===== DATA EXCERPTS =====

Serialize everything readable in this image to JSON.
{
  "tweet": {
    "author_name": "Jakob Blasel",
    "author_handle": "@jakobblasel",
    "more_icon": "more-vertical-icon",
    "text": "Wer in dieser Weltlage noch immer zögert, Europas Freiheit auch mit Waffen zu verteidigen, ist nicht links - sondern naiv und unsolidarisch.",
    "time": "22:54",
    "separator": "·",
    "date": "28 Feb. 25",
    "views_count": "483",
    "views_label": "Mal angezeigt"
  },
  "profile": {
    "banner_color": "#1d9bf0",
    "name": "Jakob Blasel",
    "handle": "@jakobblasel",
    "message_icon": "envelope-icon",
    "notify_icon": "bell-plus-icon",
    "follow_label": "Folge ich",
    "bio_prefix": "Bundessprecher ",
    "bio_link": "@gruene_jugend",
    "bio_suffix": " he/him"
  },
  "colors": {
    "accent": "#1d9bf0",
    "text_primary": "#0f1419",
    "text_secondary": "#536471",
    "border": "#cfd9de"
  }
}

=====

*EXERCISE:*
Set all of the entries down again, exactly as they were given.

*TASK RESULT:*
Serialize everything readable in this image to JSON.
{
  "tweet": {
    "author_name": "Jakob Blasel",
    "author_handle": "@jakobblasel",
    "more_icon": "more-vertical-icon",
    "text": "Wer in dieser Weltlage noch immer zögert, Europas Freiheit auch mit Waffen zu verteidigen, ist nicht links - sondern naiv und unsolidarisch.",
    "time": "22:54",
    "separator": "·",
    "date": "28 Feb. 25",
    "views_count": "483",
    "views_label": "Mal angezeigt"
  },
  "profile": {
    "banner_color": "#1d9bf0",
    "name": "Jakob Blasel",
    "handle": "@jakobblasel",
    "message_icon": "envelope-icon",
    "notify_icon": "bell-plus-icon",
    "follow_label": "Folge ich",
    "bio_prefix": "Bundessprecher ",
    "bio_link": "@gruene_jugend",
    "bio_suffix": " he/him"
  },
  "colors": {
    "accent": "#1d9bf0",
    "text_primary": "#0f1419",
    "text_secondary": "#536471",
    "border": "#cfd9de"
  }
}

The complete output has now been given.